** start of SELECTED TEXT **

Egress CEO, Tony Pepper says that the report shows the ignorance of IT leaders towards insider breaches and the lack of risk management on their part.

 “While they acknowledge the sustained risk of insider data breaches, bizarrely IT leaders have not adopted new strategies or technologies to mitigate the risk. Effectively, they are adopting a risk posture in which at least one-third of employees putting data at risk is deemed acceptable. “The severe penalties for data breaches mean IT leaders must action better risk management strategies, using advanced tools to prevent insider data breaches. They also need better visibility of risk vectors; relying on employees to report incidents is not an acceptable data protection strategy.”

Misdirected and phishing emails are top cause of insider data breaches- 

Misdirected and phishing emails are top cause of accidental insider data breaches as 41% of employees who leaked data said they did it because of phishing emails and 31% said they sent the information to the wrong individual by email.

** end of SELECTED TEXT **
** start of PROVIDED INFORMATION **

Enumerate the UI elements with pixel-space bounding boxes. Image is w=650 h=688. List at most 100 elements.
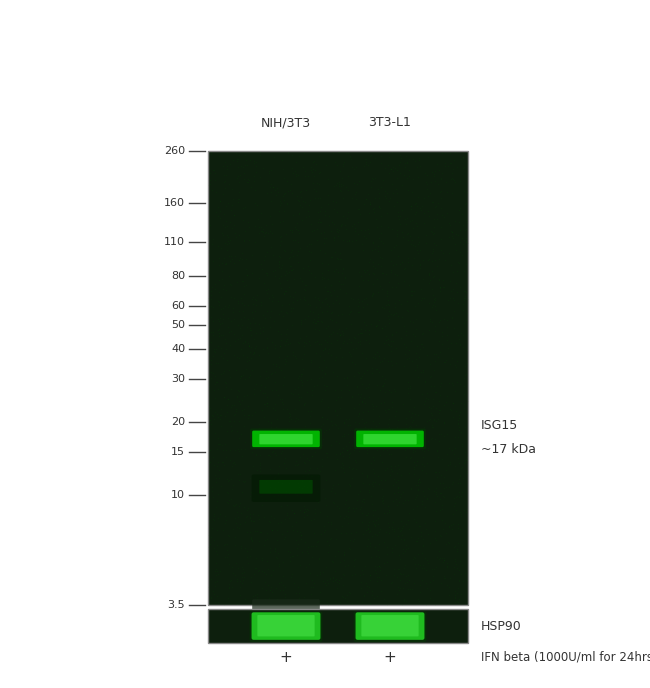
Point xyxy=(344,437,354,448)
Point xyxy=(361,416,371,427)
Point xyxy=(285,290,295,301)
Point xyxy=(383,404,393,415)
Point xyxy=(447,227,458,238)
Point xyxy=(435,347,445,358)
Point xyxy=(393,460,403,471)
Point xyxy=(333,422,343,433)
Point xyxy=(309,504,320,515)
Point xyxy=(211,343,221,354)
Point xyxy=(276,584,286,595)
Point xyxy=(330,566,340,577)
Point xyxy=(263,293,274,304)
Point xyxy=(462,217,473,228)
Point xyxy=(441,429,452,440)
Point xyxy=(295,242,306,253)
Point xyxy=(437,453,447,464)
Point xyxy=(226,291,236,302)
Point xyxy=(255,459,265,470)
Point xyxy=(236,292,246,303)
Point xyxy=(257,555,267,566)
Point xyxy=(205,457,215,468)
Point xyxy=(252,526,263,537)
Point xyxy=(363,189,373,200)
Point xyxy=(332,159,342,170)
Point xyxy=(376,235,386,246)
Point xyxy=(428,244,439,255)
Point xyxy=(346,570,357,581)
Point xyxy=(374,524,385,535)
Point xyxy=(304,475,314,486)
Point xyxy=(236,313,246,324)
Point xyxy=(410,241,420,252)
Point xyxy=(246,182,256,193)
Point xyxy=(229,314,239,325)
Point xyxy=(251,294,261,305)
Point xyxy=(259,255,270,266)
Point xyxy=(270,582,281,593)
Point xyxy=(283,546,293,557)
Point xyxy=(448,173,458,184)
Point xyxy=(376,221,386,232)
Point xyxy=(257,310,268,321)
Point xyxy=(339,428,349,439)
Point xyxy=(445,219,455,230)
Point xyxy=(402,305,412,316)
Point xyxy=(459,235,469,246)
Point xyxy=(250,449,261,460)
Point xyxy=(345,151,356,162)
Point xyxy=(206,373,216,384)
Point xyxy=(410,432,420,443)
Point xyxy=(434,395,445,406)
Point xyxy=(424,268,434,279)
Point xyxy=(449,305,460,316)
Point xyxy=(291,171,301,182)
Point xyxy=(281,266,291,277)
Point xyxy=(356,224,366,235)
Point xyxy=(339,555,349,566)
Point xyxy=(436,185,447,196)
Point xyxy=(231,391,242,402)
Point xyxy=(347,464,358,475)
Point xyxy=(389,201,399,212)
Point xyxy=(315,316,326,327)
Point xyxy=(361,445,372,456)
Point xyxy=(365,526,375,537)
Point xyxy=(344,308,354,319)
Point xyxy=(426,225,436,236)
Point xyxy=(359,422,370,433)
Point xyxy=(262,398,272,409)
Point xyxy=(404,230,415,241)
Point xyxy=(332,252,343,264)
Point xyxy=(328,327,338,338)
Point xyxy=(439,472,449,483)
Point xyxy=(387,577,397,588)
Point xyxy=(419,398,429,409)
Point xyxy=(289,594,299,605)
Point xyxy=(260,228,270,239)
Point xyxy=(452,286,462,297)
Point xyxy=(266,178,276,189)
Point xyxy=(318,575,328,586)
Point xyxy=(410,558,420,569)
Point xyxy=(399,321,410,332)
Text: 60: 60 xyxy=(171,301,185,311)
Point xyxy=(269,491,280,502)
Point xyxy=(374,561,384,572)
Point xyxy=(331,419,341,430)
Point xyxy=(347,192,358,203)
Point xyxy=(282,175,293,186)
Point xyxy=(379,303,389,314)
Point xyxy=(428,297,439,308)
Point xyxy=(368,173,378,184)
Point xyxy=(221,259,231,270)
Point xyxy=(248,349,258,360)
Point xyxy=(367,288,378,299)
Point xyxy=(384,470,395,481)
Point xyxy=(294,504,305,515)
Point xyxy=(433,197,443,208)
Point xyxy=(283,147,294,158)
Point xyxy=(228,257,239,268)
Point xyxy=(375,385,385,396)
Point xyxy=(426,166,437,178)
Point xyxy=(272,476,283,487)
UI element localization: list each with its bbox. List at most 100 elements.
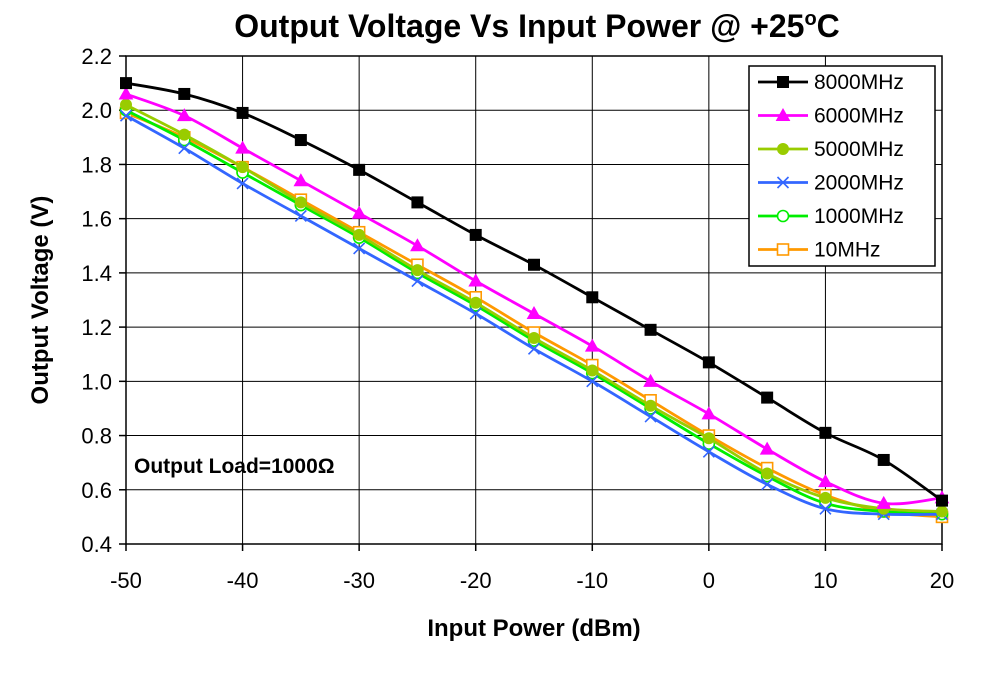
data-point-8000MHz [469, 228, 482, 241]
data-point-2000MHz [294, 209, 307, 223]
data-point-8000MHz [294, 134, 307, 147]
legend-marker [775, 107, 791, 121]
y-tick-label: 1.8 [81, 152, 112, 177]
y-tick-label: 1.2 [81, 315, 112, 340]
series-layer [118, 77, 950, 524]
data-point-5000MHz [936, 505, 948, 518]
data-point-2000MHz [761, 478, 774, 491]
legend-label: 8000MHz [814, 71, 904, 94]
data-point-5000MHz [120, 98, 132, 111]
legend-label: 1000MHz [814, 205, 904, 228]
data-point-5000MHz [761, 467, 774, 480]
data-point-6000MHz [410, 238, 425, 252]
data-point-6000MHz [351, 205, 367, 219]
legend-marker [776, 176, 790, 189]
y-tick-label: 1.6 [81, 207, 112, 232]
x-tick-label: 20 [930, 568, 954, 593]
data-point-6000MHz [584, 338, 600, 352]
x-tick-label: -10 [576, 568, 608, 593]
legend-label: 5000MHz [814, 138, 904, 161]
data-point-5000MHz [294, 196, 307, 209]
data-point-2000MHz [469, 307, 482, 320]
legend-entry-2000MHz: 2000MHz [758, 172, 904, 195]
data-point-6000MHz [643, 373, 658, 387]
data-point-2000MHz [178, 142, 191, 155]
data-point-6000MHz [876, 495, 892, 509]
legend-entry-1000MHz: 1000MHz [758, 205, 904, 228]
legend-marker [777, 143, 789, 155]
y-axis-label: Output Voltage (V) [27, 196, 54, 405]
data-point-5000MHz [236, 161, 249, 174]
data-point-2000MHz [236, 177, 249, 190]
axis-ticks [119, 55, 943, 551]
data-point-6000MHz [818, 474, 833, 488]
legend-label: 2000MHz [814, 172, 904, 195]
data-point-5000MHz [528, 331, 540, 344]
y-tick-label: 0.8 [81, 424, 112, 449]
chart-title-degree: o [804, 8, 816, 30]
x-tick-labels: -50 -40 -30 -20 -10 0 10 20 [110, 568, 954, 593]
legend: 8000MHz 6000MHz 5000MHz 2000MHz 1000MHz 10MHz [748, 65, 936, 267]
x-tick-label: -30 [343, 568, 375, 593]
legend-box [748, 65, 936, 267]
data-point-5000MHz [469, 296, 482, 309]
data-point-6000MHz [118, 86, 134, 100]
legend-entry-6000MHz: 6000MHz [758, 105, 904, 128]
data-point-5000MHz [702, 432, 715, 445]
legend-entry-8000MHz: 8000MHz [758, 71, 904, 94]
data-point-8000MHz [644, 323, 657, 336]
x-tick-label: 10 [813, 568, 837, 593]
legend-entry-5000MHz: 5000MHz [758, 138, 904, 161]
legend-label: 6000MHz [814, 105, 904, 128]
legend-entry-10MHz: 10MHz [758, 239, 881, 262]
series-line-2000MHz [125, 114, 943, 516]
y-tick-label: 0.6 [81, 478, 112, 503]
x-tick-label: -20 [460, 568, 492, 593]
legend-label: 10MHz [814, 239, 881, 262]
data-point-2000MHz [819, 502, 832, 515]
data-point-8000MHz [120, 77, 132, 90]
data-point-2000MHz [644, 410, 657, 423]
data-point-6000MHz [176, 108, 192, 122]
data-point-2000MHz [527, 342, 541, 355]
data-point-6000MHz [759, 441, 775, 455]
chart-title: Output Voltage Vs Input Power @ +25oC [234, 8, 840, 44]
chart-title-unit: C [817, 8, 840, 44]
y-tick-label: 1.0 [81, 369, 112, 394]
data-point-2000MHz [411, 274, 424, 288]
data-point-5000MHz [353, 228, 366, 241]
data-point-5000MHz [819, 491, 832, 504]
data-point-8000MHz [702, 356, 715, 369]
data-point-8000MHz [586, 291, 599, 304]
x-axis-label: Input Power (dBm) [427, 615, 640, 642]
series-8000MHz [120, 77, 948, 507]
legend-marker [776, 243, 790, 256]
data-point-6000MHz [235, 140, 250, 154]
series-5000MHz [120, 98, 948, 518]
data-point-8000MHz [178, 87, 191, 100]
data-point-8000MHz [353, 163, 366, 176]
y-tick-label: 1.4 [81, 261, 112, 286]
data-point-5000MHz [411, 264, 424, 277]
x-tick-label: -40 [227, 568, 259, 593]
data-point-8000MHz [936, 494, 948, 507]
data-point-6000MHz [701, 406, 717, 420]
data-point-6000MHz [468, 273, 484, 287]
data-point-5000MHz [178, 128, 191, 141]
y-tick-label: 2.0 [81, 98, 112, 123]
data-point-8000MHz [761, 391, 774, 404]
data-point-8000MHz [528, 258, 540, 271]
y-tick-label: 0.4 [81, 532, 112, 557]
data-point-8000MHz [877, 453, 890, 466]
legend-marker [776, 209, 790, 223]
data-point-2000MHz [353, 242, 366, 255]
data-point-2000MHz [702, 445, 715, 458]
output-load-annotation: Output Load=1000Ω [134, 455, 335, 478]
data-point-5000MHz [586, 364, 599, 377]
x-tick-label: -50 [110, 568, 142, 593]
data-point-6000MHz [293, 173, 309, 187]
y-tick-label: 2.2 [81, 44, 112, 69]
data-point-5000MHz [644, 399, 657, 412]
chart-title-main: Output Voltage Vs Input Power @ +25 [234, 8, 804, 44]
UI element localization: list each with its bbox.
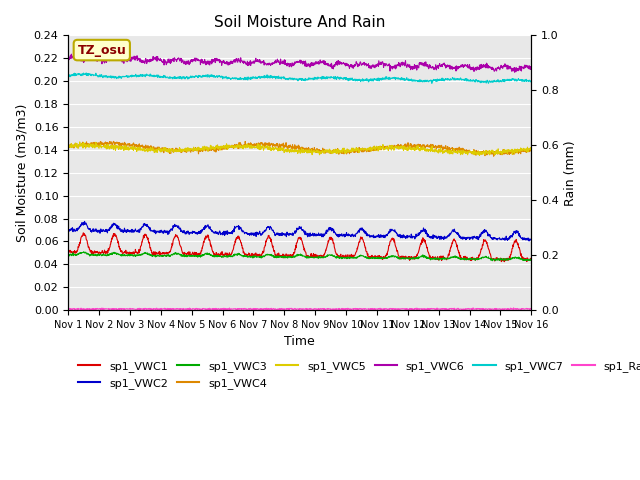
Y-axis label: Rain (mm): Rain (mm): [564, 140, 577, 205]
Y-axis label: Soil Moisture (m3/m3): Soil Moisture (m3/m3): [15, 104, 28, 242]
Title: Soil Moisture And Rain: Soil Moisture And Rain: [214, 15, 385, 30]
X-axis label: Time: Time: [284, 336, 315, 348]
Legend: sp1_VWC1, sp1_VWC2, sp1_VWC3, sp1_VWC4, sp1_VWC5, sp1_VWC6, sp1_VWC7, sp1_Rain: sp1_VWC1, sp1_VWC2, sp1_VWC3, sp1_VWC4, …: [74, 357, 640, 393]
Text: TZ_osu: TZ_osu: [77, 44, 126, 57]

** end of PROVIDED INFORMATION **

__EXERCISE INSTRUCTIONS__
1: In the text on insider data breaches, what share of employees who leaked data said they sent the information to the wrong person by email?
2: Continue the text on insider data breaches, starting after its final sentence.

__TASK ANSWERS__
1: 31%

2:
 Tony Pepper adds;

“Incidents of people accidentally sharing data with incorrect recipients have existed for as long as they’ve had access to email. As a fundamental communication tool, organizations and security teams have weighed the advantages of efficiency against data security considerations, and frequently compromise on the latter. 

“However, we are in an unprecedented time of technological development, where tools built using contextual machine learning can combat common issues, such as misdirected emails, the wrong attachments being added to communications, auto-complete mistakes, and employees not using encryption tools correctly. Organizations need to tune into these advances to truly be able to make email safe.”